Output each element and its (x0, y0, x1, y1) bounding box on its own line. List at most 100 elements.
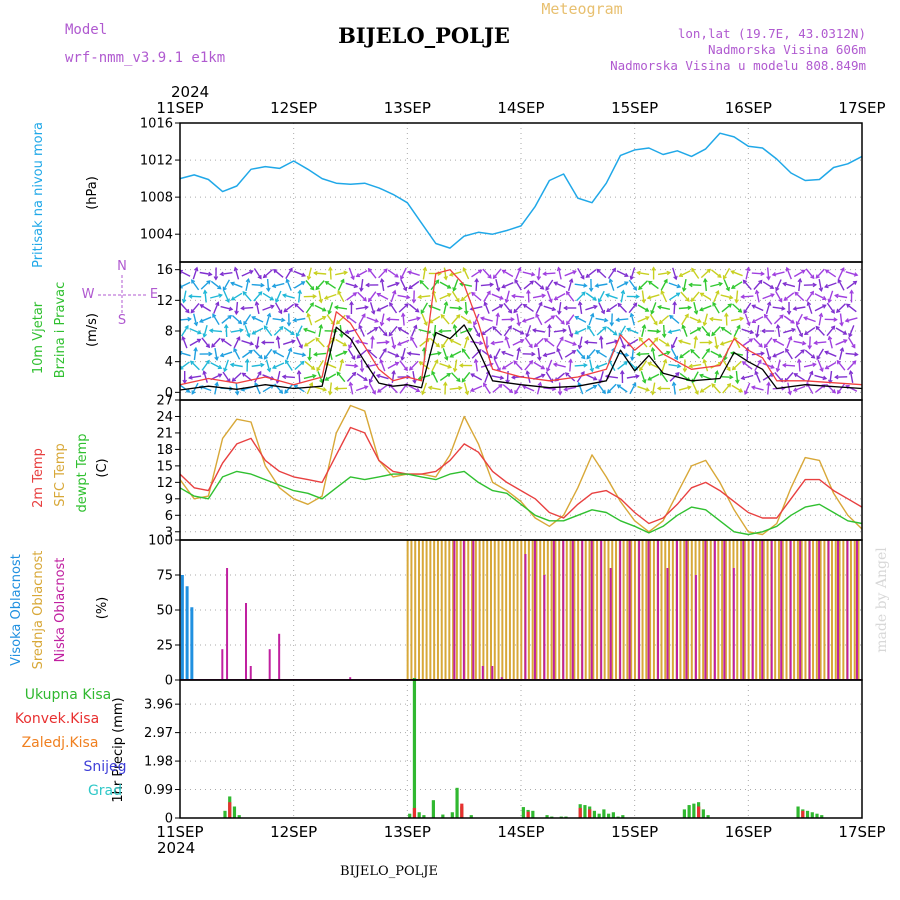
wind-arrow-head (489, 282, 495, 287)
wind-arrow (731, 281, 743, 289)
date-label-bottom: 11SEP (156, 823, 203, 841)
wind-arrow-head (685, 297, 690, 302)
wind-arrow-head (452, 287, 457, 292)
y-tick-label: 2.97 (144, 726, 173, 741)
wind-arrow-head (473, 358, 479, 364)
wind-arrow-head (566, 320, 571, 326)
precip-bar (692, 803, 696, 818)
wind-arrow (231, 372, 242, 382)
wind-arrow-head (630, 356, 635, 362)
wind-arrow-head (251, 330, 256, 335)
wind-arrow-head (205, 343, 211, 349)
wind-arrow (668, 363, 681, 368)
wind-arrow-head (243, 320, 248, 326)
wind-arrow-head (207, 271, 213, 277)
wind-arrow-head (511, 375, 516, 380)
wind-arrow (713, 290, 720, 303)
wind-arrow-head (528, 343, 533, 349)
wind-arrow-head (608, 278, 614, 283)
wind-arrow-head (636, 351, 641, 357)
wind-arrow-head (470, 373, 475, 378)
wind-arrow-head (543, 338, 549, 343)
wind-arrow (630, 267, 636, 280)
precip-bar (450, 812, 454, 818)
wind-arrow-head (525, 333, 530, 338)
wind-arrow (814, 304, 827, 312)
wind-arrow (516, 347, 520, 361)
wind-arrow (704, 278, 707, 292)
y-tick-label: 18 (156, 443, 173, 458)
wind-arrow-head (688, 363, 693, 369)
wind-arrow (567, 325, 573, 337)
wind-arrow (282, 294, 295, 299)
wind-arrow (693, 336, 697, 349)
wind-arrow-head (358, 324, 363, 330)
wind-arrow-head (313, 352, 318, 357)
wind-arrow-head (339, 333, 344, 339)
t2m-axis-label: 2m Temp (31, 448, 46, 508)
wind-arrow-head (687, 385, 692, 390)
wind-arrow-head (501, 350, 506, 356)
wind-arrow (381, 278, 385, 292)
model-name: wrf-nmm_v3.9.1 e1km (65, 50, 225, 66)
wind-arrow-head (400, 356, 405, 361)
wind-arrow (251, 316, 264, 323)
wind-arrow-head (361, 313, 366, 318)
wind-arrow (346, 292, 357, 301)
wind-arrow (398, 303, 409, 313)
wind-arrow-head (363, 385, 369, 390)
wind-arrow (596, 350, 607, 358)
wind-arrow (689, 316, 702, 323)
wind-arrow (804, 327, 816, 335)
wind-arrow (345, 364, 358, 367)
wind-arrow-head (530, 271, 536, 277)
wind-arrow (818, 278, 823, 292)
wind-arrow-head (572, 270, 577, 275)
wind-arrow (274, 383, 283, 394)
wind-arrow-head (443, 275, 448, 281)
wind-arrow (461, 348, 471, 360)
wind-arrow-head (581, 291, 586, 296)
wind-arrow (366, 327, 378, 335)
date-label-top: 14SEP (497, 99, 544, 117)
wind-arrow-head (188, 294, 193, 299)
wind-arrow (741, 295, 754, 298)
wind-arrow-head (271, 364, 277, 369)
wind-arrow-head (694, 390, 699, 396)
wind-arrow-head (770, 364, 775, 369)
wind-arrow (314, 272, 327, 275)
wind-arrow (701, 325, 710, 337)
wind-arrow-head (328, 266, 333, 271)
date-label-bottom: 13SEP (384, 823, 431, 841)
wind-arrow-head (725, 286, 730, 292)
wind-arrow-head (827, 298, 832, 304)
wind-arrow-head (818, 312, 824, 318)
wind-arrow-head (731, 366, 737, 371)
wind-arrow-head (440, 314, 445, 319)
date-label-top: 12SEP (270, 99, 317, 117)
wind-arrow-head (404, 303, 409, 308)
wind-arrow-head (851, 344, 856, 349)
wind-arrow (783, 364, 796, 367)
wind-arrow (689, 327, 701, 335)
wind-arrow (617, 303, 628, 313)
wind-arrow-head (352, 292, 358, 297)
wind-arrow (471, 292, 482, 301)
wind-arrow-head (492, 274, 498, 280)
wind-arrow (796, 313, 803, 326)
wind-arrow-head (531, 351, 536, 357)
wind-arrow (251, 283, 264, 287)
wind-arrow-head (728, 295, 734, 300)
wind-arrow-head (376, 307, 381, 312)
wind-arrow (512, 339, 524, 346)
y-tick-label: 25 (156, 639, 173, 654)
wind-arrow-head (322, 387, 328, 392)
wind-arrow-head (374, 318, 379, 323)
y-tick-label: 0 (165, 674, 173, 689)
wind-arrow (772, 271, 785, 276)
wind-arrow-head (313, 270, 318, 276)
wind-arrow (710, 318, 723, 321)
wind-arrow (720, 339, 733, 346)
wind-arrow (357, 291, 367, 302)
wind-arrow (772, 306, 785, 310)
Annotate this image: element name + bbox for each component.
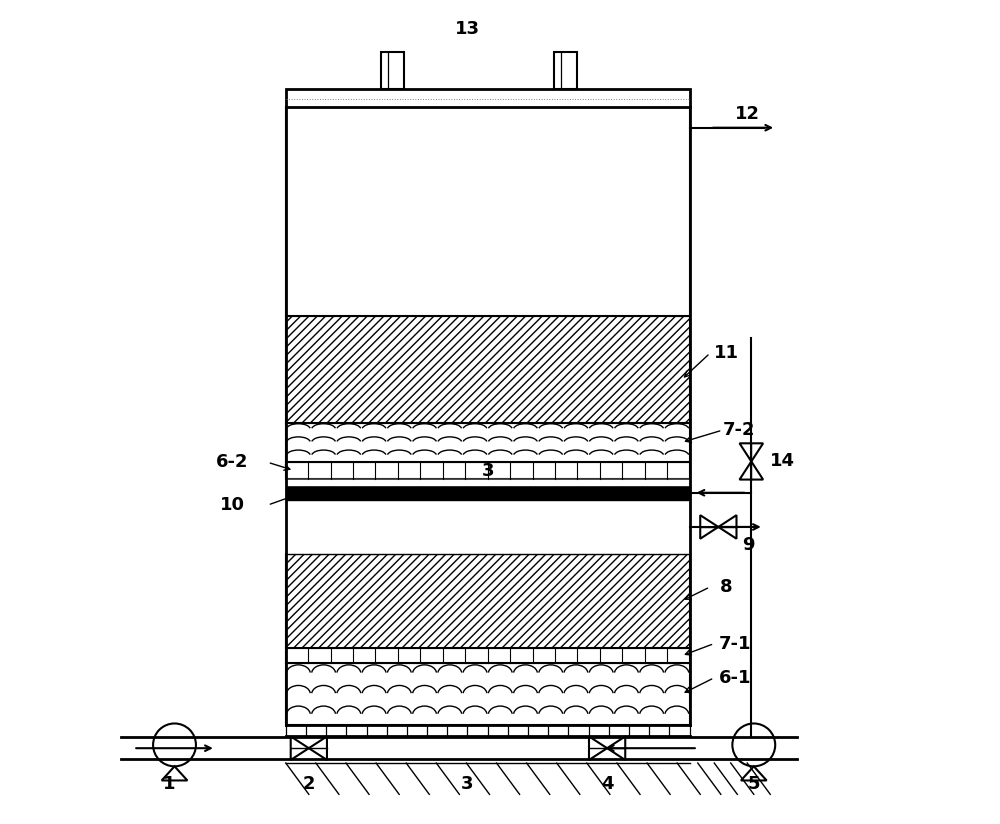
Text: 3: 3 [461,775,473,794]
Bar [286,316,690,423]
Bar [286,462,690,479]
Text: 8: 8 [720,578,733,596]
Bar [286,89,690,107]
Text: 14: 14 [770,452,795,471]
Text: 13: 13 [455,20,480,38]
Bar [286,500,690,554]
Bar [286,663,690,725]
Text: 10: 10 [220,496,245,514]
Text: 9: 9 [743,536,755,554]
Text: 6-2: 6-2 [216,453,248,471]
Bar [554,52,577,89]
Text: 5: 5 [748,775,760,794]
Text: 2: 2 [303,775,315,794]
Text: 6-1: 6-1 [719,669,751,686]
Text: 12: 12 [735,105,760,123]
Text: 7-2: 7-2 [723,421,755,439]
Bar [286,554,690,648]
Bar [381,52,404,89]
Bar [286,107,690,316]
Bar [286,648,690,663]
Bar [286,423,690,462]
Text: 7-1: 7-1 [719,634,751,653]
Text: 3: 3 [481,461,494,480]
Text: 1: 1 [163,775,175,794]
Text: 11: 11 [714,344,739,362]
Text: 4: 4 [601,775,613,794]
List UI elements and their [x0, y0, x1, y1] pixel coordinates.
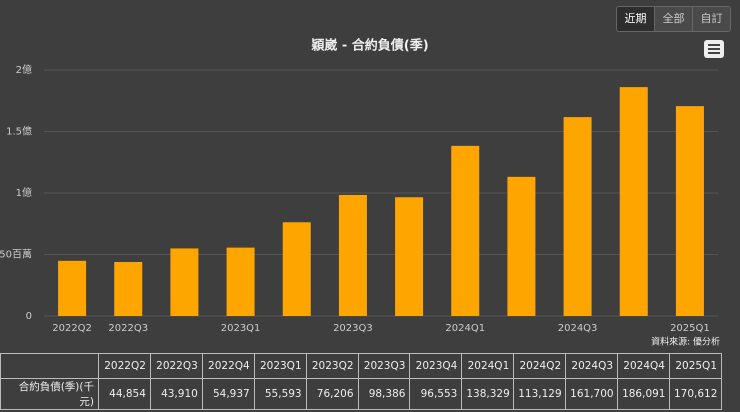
data-table: 2022Q2 2022Q3 2022Q4 2023Q1 2023Q2 2023Q3 2023… [0, 353, 723, 410]
y-tick-label: 2億 [16, 63, 32, 76]
bar [170, 248, 199, 316]
value-cell: 55,593 [253, 378, 307, 410]
value-cell: 43,910 [149, 378, 203, 410]
x-tick-label: 2022Q2 [52, 323, 92, 334]
bar [619, 87, 648, 317]
bar [282, 222, 311, 316]
value-cell: 98,386 [357, 378, 411, 410]
x-tick-label: 2023Q1 [221, 323, 261, 334]
bar [563, 117, 592, 316]
header-cell: 2023Q2 [305, 353, 359, 379]
row-label: 合約負債(季)(千元) [0, 378, 99, 410]
range-button[interactable]: 近期 [617, 7, 654, 31]
source: 資料來源: 優分析 [651, 336, 720, 348]
bar [675, 106, 704, 316]
value-cell: 161,700 [565, 378, 619, 410]
range-buttons: 近期 全部 自訂 [616, 6, 731, 32]
value-cell: 170,612 [668, 378, 723, 410]
y-tick-label: 1.5億 [6, 125, 32, 138]
value-cell: 138,329 [461, 378, 515, 410]
bar [226, 247, 255, 316]
x-tick-label: 2024Q3 [558, 323, 598, 334]
range-button[interactable]: 自訂 [692, 7, 730, 31]
value-cell: 113,129 [513, 378, 567, 410]
corner-cell [0, 353, 99, 379]
header-cell: 2024Q4 [617, 353, 670, 379]
bar [338, 194, 367, 316]
header-cell: 2023Q1 [253, 353, 307, 379]
x-tick-label: 2025Q1 [670, 323, 710, 334]
header-cell: 2024Q2 [513, 353, 567, 379]
header-cell: 2025Q1 [668, 353, 723, 379]
bar [58, 260, 87, 316]
header-cell: 2023Q4 [409, 353, 463, 379]
x-tick-label: 2022Q3 [108, 323, 148, 334]
value-cell: 54,937 [201, 378, 255, 410]
value-cell: 186,091 [617, 378, 670, 410]
value-cell: 44,854 [98, 378, 151, 410]
chart: 穎崴 - 合約負債(季) 資料來源: 優分析 0 50百萬 1億 1.5億 2億 2022… [0, 38, 724, 348]
chart-title: 穎崴 - 合約負債(季) [311, 38, 428, 54]
header-cell: 2024Q3 [565, 353, 619, 379]
header-cell: 2022Q2 [98, 353, 151, 379]
x-tick-label: 2023Q3 [333, 323, 373, 334]
bar [395, 197, 424, 316]
y-tick-label: 1億 [16, 186, 32, 199]
bar [114, 261, 143, 316]
header-cell: 2023Q3 [357, 353, 411, 379]
y-tick-label: 0 [26, 311, 32, 322]
header-cell: 2022Q4 [201, 353, 255, 379]
value-cell: 96,553 [409, 378, 463, 410]
x-tick-label: 2024Q1 [445, 323, 485, 334]
bar [507, 176, 536, 316]
header-cell: 2022Q3 [149, 353, 203, 379]
bar [451, 145, 480, 316]
range-button[interactable]: 全部 [654, 7, 692, 31]
header-cell: 2024Q1 [461, 353, 515, 379]
menu-icon[interactable] [704, 40, 724, 58]
value-cell: 76,206 [305, 378, 359, 410]
y-tick-label: 50百萬 [0, 248, 32, 261]
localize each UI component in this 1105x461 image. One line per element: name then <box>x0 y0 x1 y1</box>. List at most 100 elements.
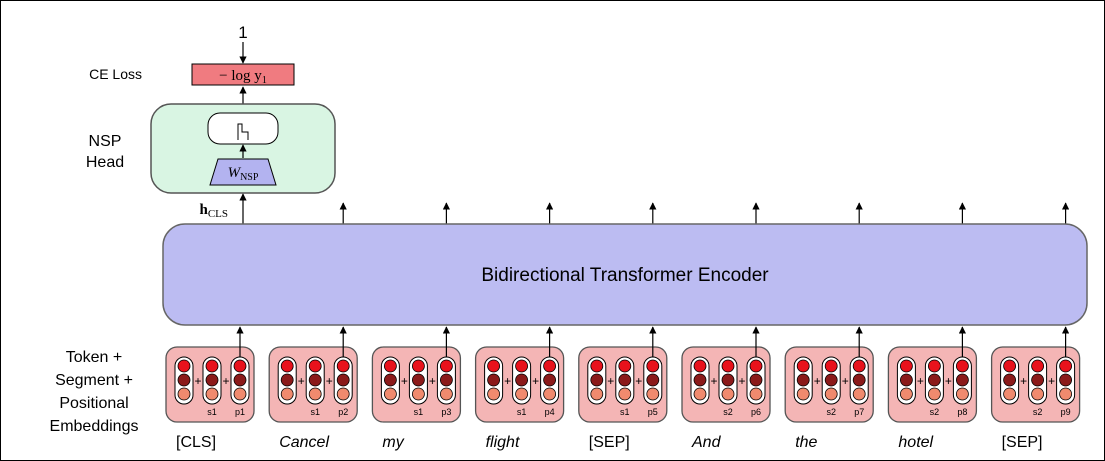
embedding-unit <box>280 387 294 401</box>
embedding-unit <box>1003 359 1016 373</box>
embedding-unit <box>205 359 219 373</box>
embedding-unit <box>383 387 397 401</box>
embedding-unit <box>646 359 660 373</box>
softmax-icon <box>237 123 249 140</box>
embedding-unit <box>693 373 707 387</box>
token-word: [SEP] <box>1002 434 1043 451</box>
token-word: hotel <box>898 434 933 451</box>
softmax-box <box>207 112 279 145</box>
embedding-unit <box>411 359 425 373</box>
embedding-unit <box>928 359 941 373</box>
embeddings-label-line2: Segment + <box>55 372 133 389</box>
position-label: p9 <box>1061 407 1071 417</box>
embedding-unit <box>928 373 941 387</box>
embedding-block-1: + + s1 p2 Cancel <box>268 326 358 451</box>
embedding-unit <box>233 373 247 387</box>
position-label: p5 <box>648 407 658 417</box>
embedding-unit <box>618 373 632 387</box>
embedding-unit <box>590 359 604 373</box>
segment-label: s1 <box>517 407 527 417</box>
embedding-unit <box>543 387 556 401</box>
embedding-unit <box>852 359 866 373</box>
plus-sign: + <box>1048 374 1055 388</box>
embedding-block-6: + + s2 p7 the <box>784 326 874 451</box>
position-label: p7 <box>854 407 864 417</box>
embedding-block-0: + + s1 p1 [CLS] <box>165 326 255 451</box>
embedding-unit <box>796 387 810 401</box>
embedding-unit <box>439 373 453 387</box>
position-label: p8 <box>957 407 967 417</box>
embedding-unit <box>693 387 707 401</box>
embedding-unit <box>487 373 501 387</box>
plus-sign: + <box>710 374 717 388</box>
embedding-unit <box>543 359 556 373</box>
embedding-unit <box>1059 387 1072 401</box>
token-word: flight <box>486 434 520 451</box>
segment-label: s2 <box>826 407 836 417</box>
embedding-unit <box>336 373 350 387</box>
position-label: p1 <box>235 407 245 417</box>
plus-sign: + <box>194 374 201 388</box>
embedding-unit <box>1003 373 1016 387</box>
segment-label: s2 <box>1033 407 1043 417</box>
plus-sign: + <box>814 374 821 388</box>
encoder-label: Bidirectional Transformer Encoder <box>481 265 769 286</box>
plus-sign: + <box>917 374 924 388</box>
plus-sign: + <box>401 374 408 388</box>
embedding-unit <box>205 373 219 387</box>
token-word: Cancel <box>279 434 329 451</box>
embedding-unit <box>233 387 247 401</box>
embedding-unit <box>900 387 913 401</box>
embedding-unit <box>487 387 501 401</box>
embedding-unit <box>1059 359 1072 373</box>
embedding-unit <box>308 359 322 373</box>
plus-sign: + <box>504 374 511 388</box>
embedding-unit <box>1031 373 1044 387</box>
plus-sign: + <box>326 374 333 388</box>
segment-label: s1 <box>620 407 630 417</box>
embedding-unit <box>749 359 763 373</box>
embedding-unit <box>900 359 913 373</box>
embedding-unit <box>233 359 247 373</box>
segment-label: s1 <box>414 407 424 417</box>
embedding-unit <box>205 387 219 401</box>
embedding-unit <box>646 373 660 387</box>
token-word: my <box>382 434 404 451</box>
embedding-unit <box>439 387 453 401</box>
embedding-block-2: + + s1 p3 my <box>371 326 462 451</box>
plus-sign: + <box>429 374 436 388</box>
embedding-unit <box>749 387 763 401</box>
loss-formula: − log y1 <box>219 68 267 86</box>
position-label: p2 <box>338 407 348 417</box>
embedding-unit <box>280 373 294 387</box>
embedding-unit <box>749 373 763 387</box>
embedding-unit <box>411 387 425 401</box>
embedding-unit <box>383 359 397 373</box>
segment-label: s1 <box>310 407 320 417</box>
weight-nsp-trapezoid <box>209 158 277 186</box>
embedding-block-7: + + s2 p8 hotel <box>887 326 978 451</box>
embeddings-label-line1: Token + <box>66 349 122 366</box>
plus-sign: + <box>842 374 849 388</box>
embedding-unit <box>1059 373 1072 387</box>
embedding-block-3: + + s1 p4 flight <box>474 326 565 451</box>
embedding-unit <box>336 387 350 401</box>
embedding-block-4: + + s1 p5 [SEP] <box>578 326 668 451</box>
loss-box <box>191 63 295 86</box>
nsp-label-line2: Head <box>86 154 124 171</box>
embedding-unit <box>543 373 556 387</box>
embedding-unit <box>308 387 322 401</box>
embedding-unit <box>177 373 191 387</box>
embedding-unit <box>796 373 810 387</box>
embedding-unit <box>824 359 838 373</box>
embedding-blocks: + + s1 p1 [CLS] + + s1 p2 Cancel + + s1 p3 my + + s1 p4 fli… <box>165 326 1081 451</box>
embedding-unit <box>721 359 735 373</box>
plus-sign: + <box>222 374 229 388</box>
embeddings-label-line3: Positional <box>59 395 128 412</box>
embedding-unit <box>852 387 866 401</box>
plus-sign: + <box>298 374 305 388</box>
nsp-label-line1: NSP <box>89 133 122 150</box>
embedding-unit <box>646 387 660 401</box>
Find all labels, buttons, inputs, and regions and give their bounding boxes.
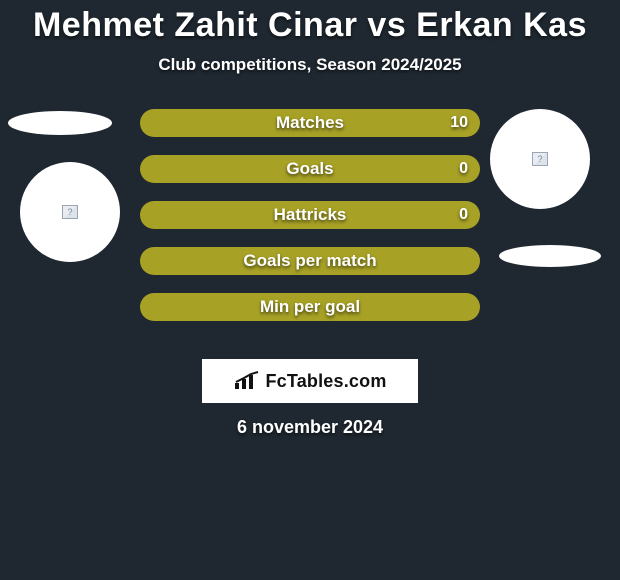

Goal >>
Reproduce verbatim the lines of the records between the line holding "Text: 3: 3 [461,775,473,794]" and the line holding "Bar [381,52,404,89]", inclusive.

Right answer >>
Text: 3: 3 [461,775,473,794]
Bar [286,316,690,423]
Bar [286,462,690,479]
Text: 8: 8 [720,578,733,596]
Bar [286,89,690,107]
Text: 14: 14 [770,452,795,471]
Text: 13: 13 [455,20,480,38]
Bar [286,500,690,554]
Bar [286,663,690,725]
Text: 10: 10 [220,496,245,514]
Text: 9: 9 [743,536,755,554]
Text: 6-2: 6-2 [216,453,248,471]
Bar [554,52,577,89]
Text: 5: 5 [748,775,760,794]
Text: 2: 2 [303,775,315,794]
Text: 6-1: 6-1 [719,669,751,686]
Text: 12: 12 [735,105,760,123]
Text: 7-2: 7-2 [723,421,755,439]
Bar [286,554,690,648]
Bar [381,52,404,89]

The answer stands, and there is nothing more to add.